*** Records supplied ***

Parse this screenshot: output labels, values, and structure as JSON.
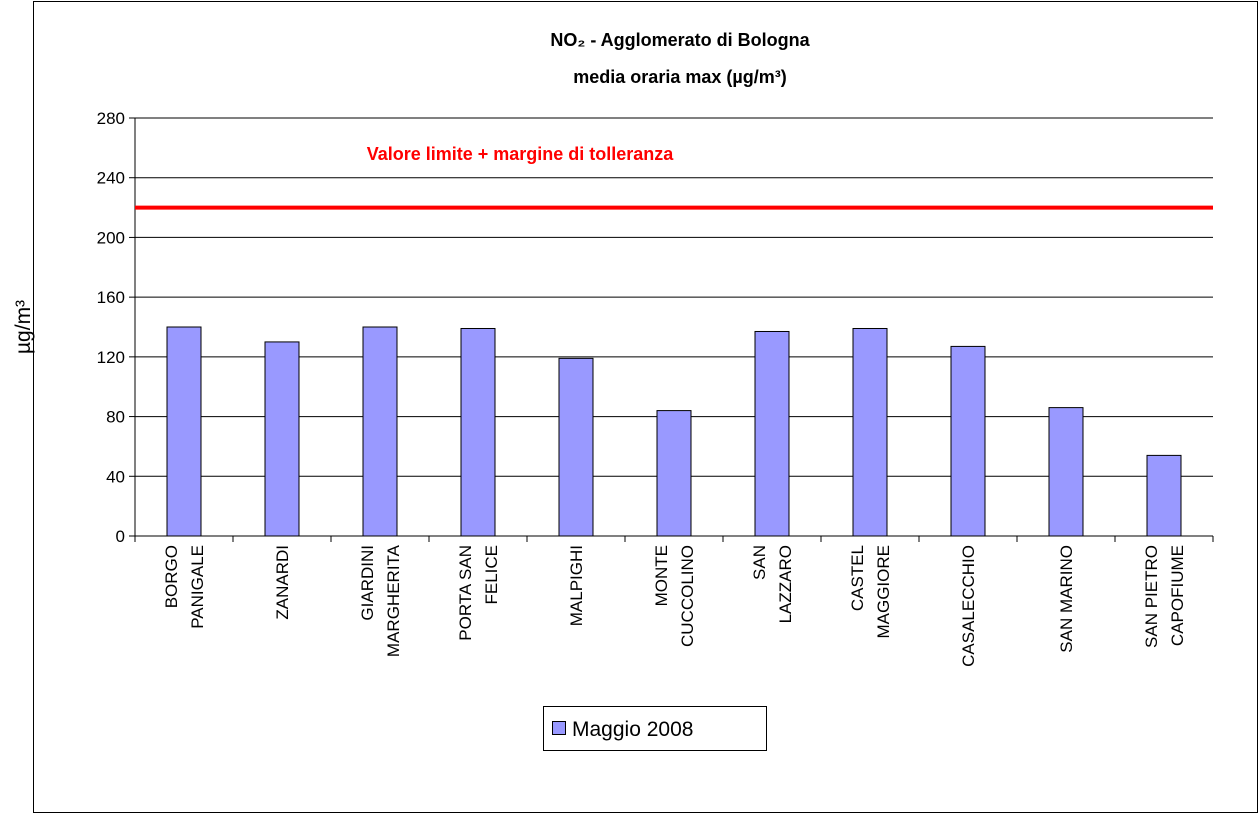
{
  "chart_data": {
    "type": "bar",
    "title": "NO₂ - Agglomerato di Bologna",
    "subtitle": "media oraria max  (µg/m³)",
    "y_label": "µg/m³",
    "categories": [
      "BORGO\nPANIGALE",
      "ZANARDI",
      "GIARDINI\nMARGHERITA",
      "PORTA SAN\nFELICE",
      "MALPIGHI",
      "MONTE\nCUCCOLINO",
      "SAN\nLAZZARO",
      "CASTEL\nMAGGIORE",
      "CASALECCHIO",
      "SAN MARINO",
      "SAN PIETRO\nCAPOFIUME"
    ],
    "series": [
      {
        "name": "Maggio 2008",
        "color": "#9999ff",
        "values": [
          140,
          130,
          140,
          139,
          119,
          84,
          137,
          139,
          127,
          86,
          54
        ]
      }
    ],
    "ylim": [
      0,
      280
    ],
    "yticks": [
      0,
      40,
      80,
      120,
      160,
      200,
      240,
      280
    ],
    "grid": true,
    "reference_line": {
      "value": 220,
      "label": "Valore limite + margine di tolleranza",
      "color": "#ff0000"
    },
    "legend": "bottom"
  }
}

***

● Request
Look through the entries and return every line where "values" appears.

● Answer to the exercise
Parse this screenshot: output labels, values, and structure as JSON.
        "values": [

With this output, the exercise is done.